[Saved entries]
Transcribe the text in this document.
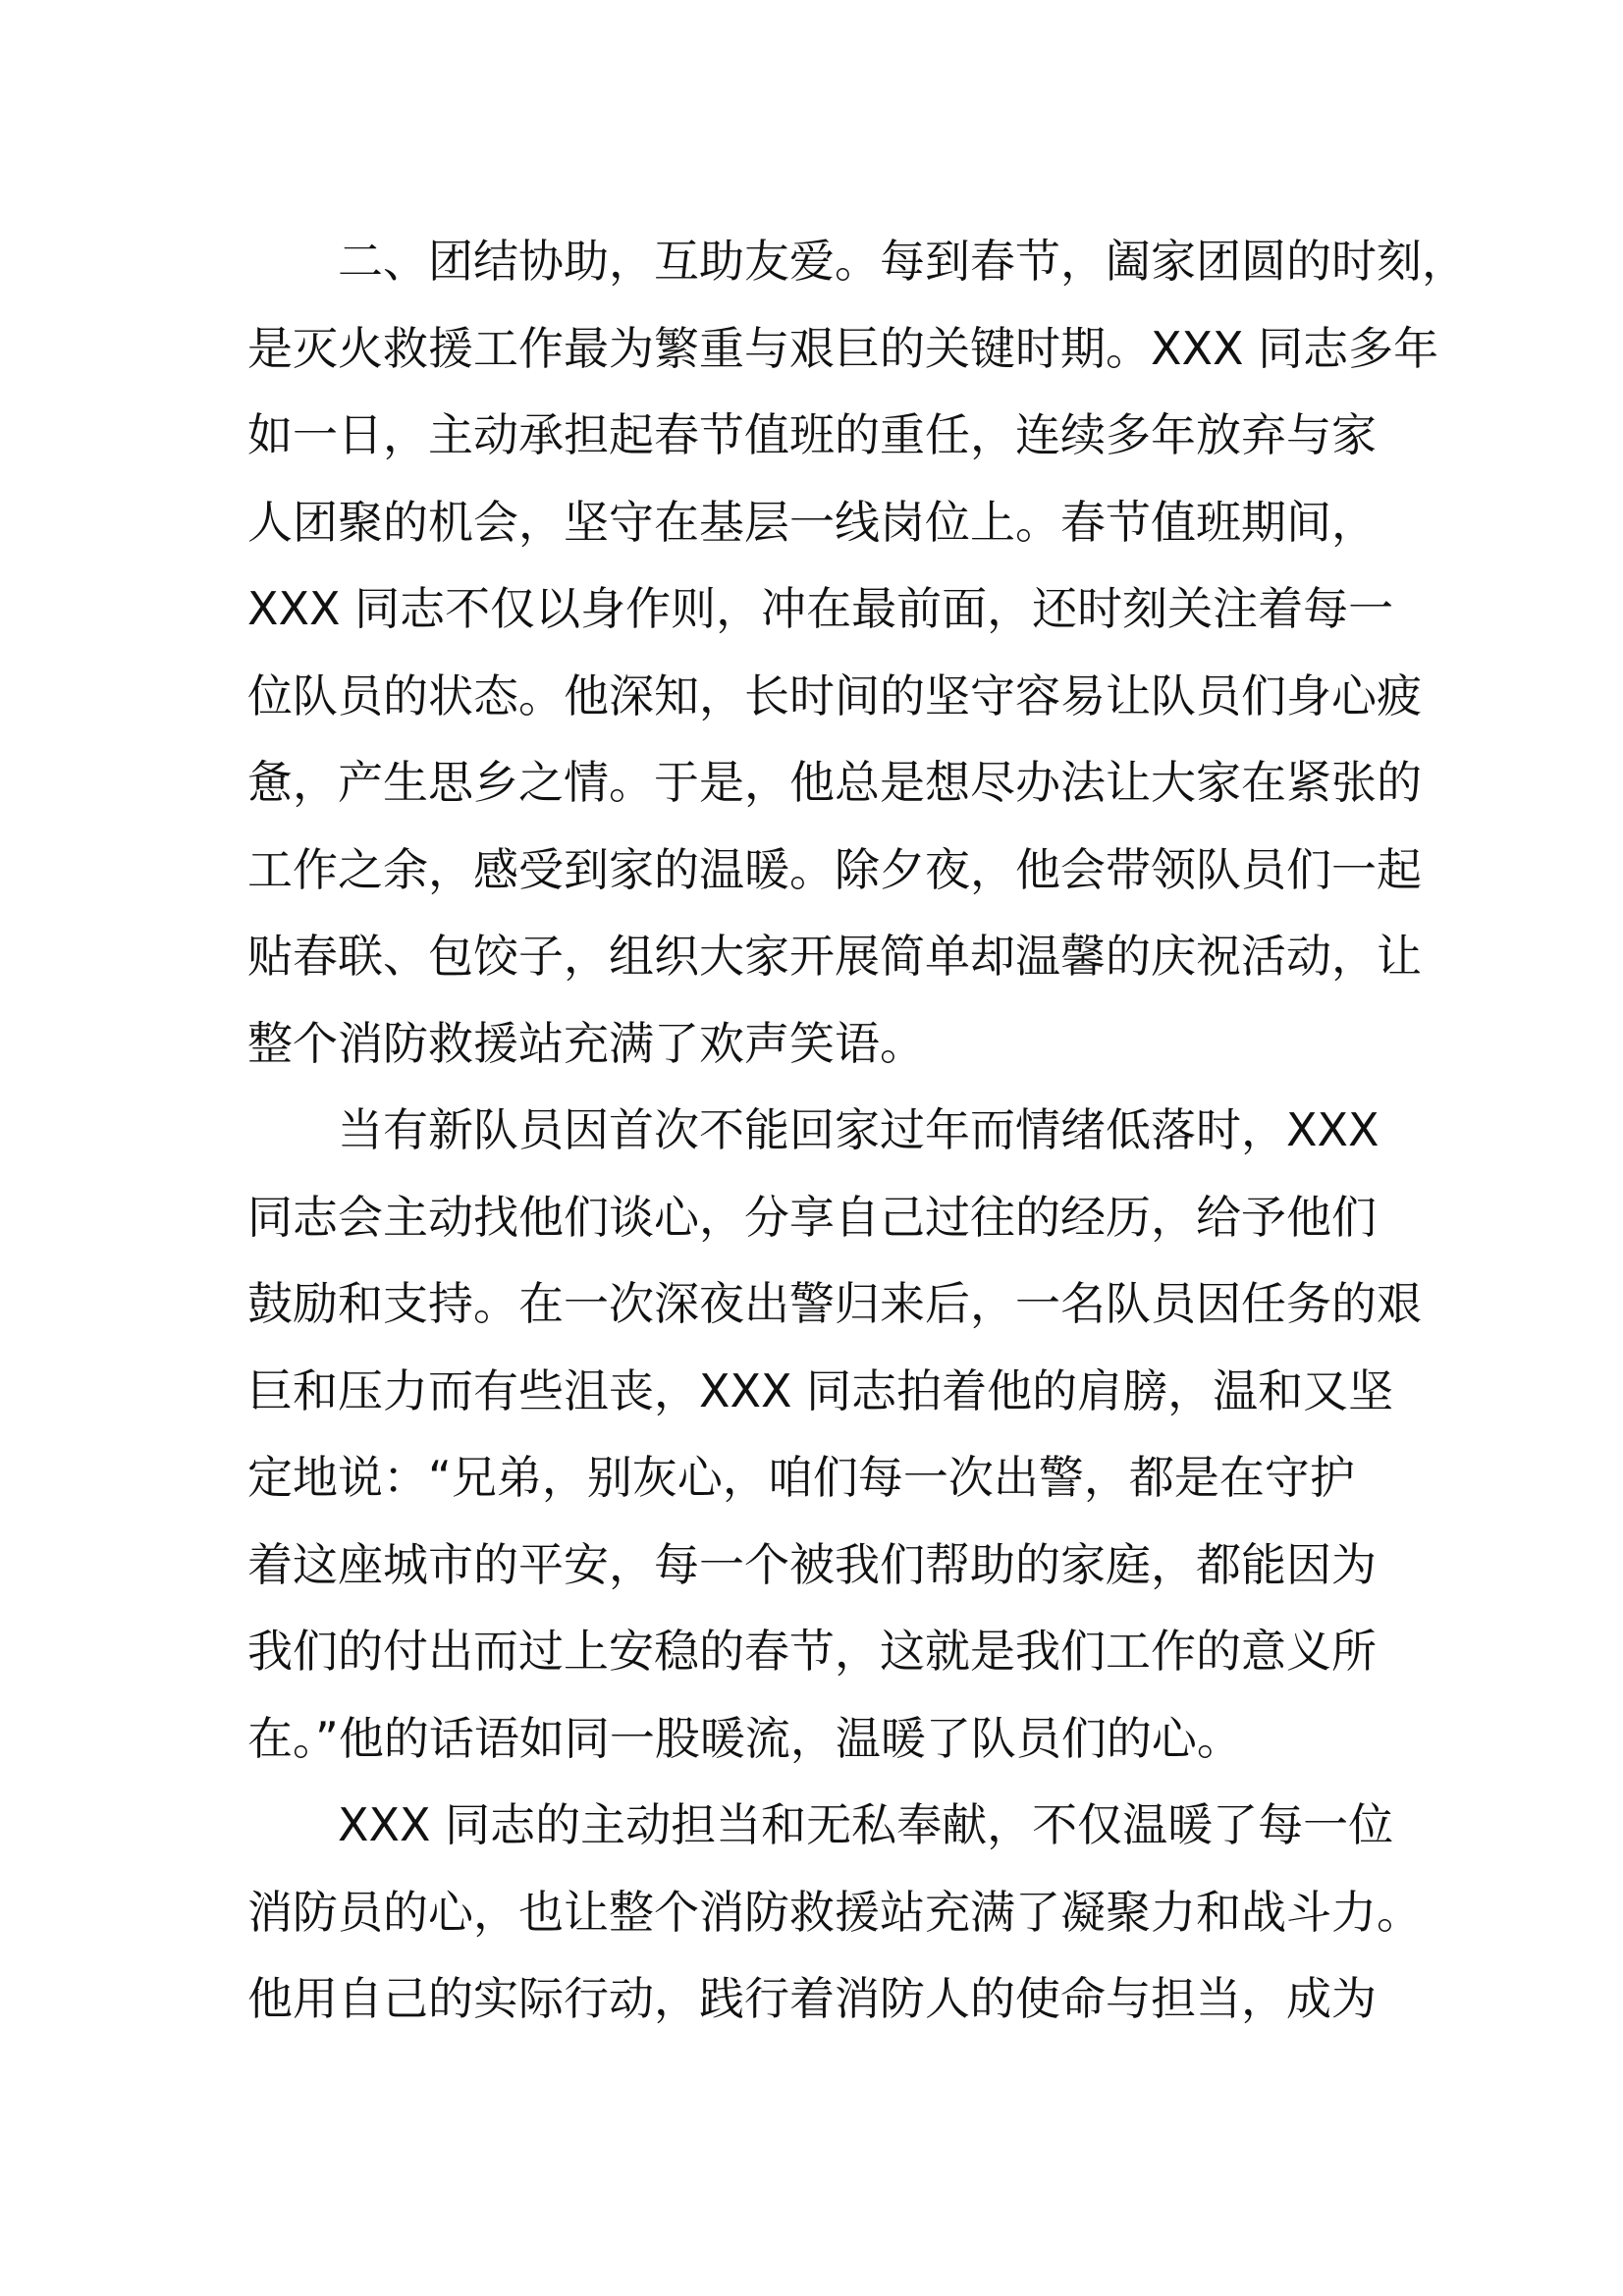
二、团结协助，互助友爱。每到春节，阖家团圆的时刻，
是灭火救援工作最为繁重与艰巨的关键时期。XXX 同志多年
如一日，主动承担起春节值班的重任，连续多年放弃与家
人团聚的机会，坚守在基层一线岗位上。春节值班期间，
XXX 同志不仅以身作则，冲在最前面，还时刻关注着每一
位队员的状态。他深知，长时间的坚守容易让队员们身心疲
惫，产生思乡之情。于是，他总是想尽办法让大家在紧张的
工作之余，感受到家的温暖。除夕夜，他会带领队员们一起
贴春联、包饺子，组织大家开展简单却温馨的庆祝活动，让
整个消防救援站充满了欢声笑语。
当有新队员因首次不能回家过年而情绪低落时，XXX
同志会主动找他们谈心，分享自己过往的经历，给予他们
鼓励和支持。在一次深夜出警归来后，一名队员因任务的艰
巨和压力而有些沮丧，XXX 同志拍着他的肩膀，温和又坚
定地说：“兄弟，别灰心，咱们每一次出警，都是在守护
着这座城市的平安，每一个被我们帮助的家庭，都能因为
我们的付出而过上安稳的春节，这就是我们工作的意义所
在。”他的话语如同一股暖流，温暖了队员们的心。
XXX 同志的主动担当和无私奉献，不仅温暖了每一位
消防员的心，也让整个消防救援站充满了凝聚力和战斗力。
他用自己的实际行动，践行着消防人的使命与担当，成为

Prompt
Leave the images out, please, and restate each line word for word.

Expected answer
Transcribe the text in this document.
二、团结协助，互助友爱。每到春节，阖家团圆的时刻，
是灭火救援工作最为繁重与艰巨的关键时期。XXX 同志多年
如一日，主动承担起春节值班的重任，连续多年放弃与家
人团聚的机会，坚守在基层一线岗位上。春节值班期间，
XXX 同志不仅以身作则，冲在最前面，还时刻关注着每一
位队员的状态。他深知，长时间的坚守容易让队员们身心疲
惫，产生思乡之情。于是，他总是想尽办法让大家在紧张的
工作之余，感受到家的温暖。除夕夜，他会带领队员们一起
贴春联、包饺子，组织大家开展简单却温馨的庆祝活动，让
整个消防救援站充满了欢声笑语。
当有新队员因首次不能回家过年而情绪低落时，XXX
同志会主动找他们谈心，分享自己过往的经历，给予他们
鼓励和支持。在一次深夜出警归来后，一名队员因任务的艰
巨和压力而有些沮丧，XXX 同志拍着他的肩膀，温和又坚
定地说：“兄弟，别灰心，咱们每一次出警，都是在守护
着这座城市的平安，每一个被我们帮助的家庭，都能因为
我们的付出而过上安稳的春节，这就是我们工作的意义所
在。”他的话语如同一股暖流，温暖了队员们的心。
XXX 同志的主动担当和无私奉献，不仅温暖了每一位
消防员的心，也让整个消防救援站充满了凝聚力和战斗力。
他用自己的实际行动，践行着消防人的使命与担当，成为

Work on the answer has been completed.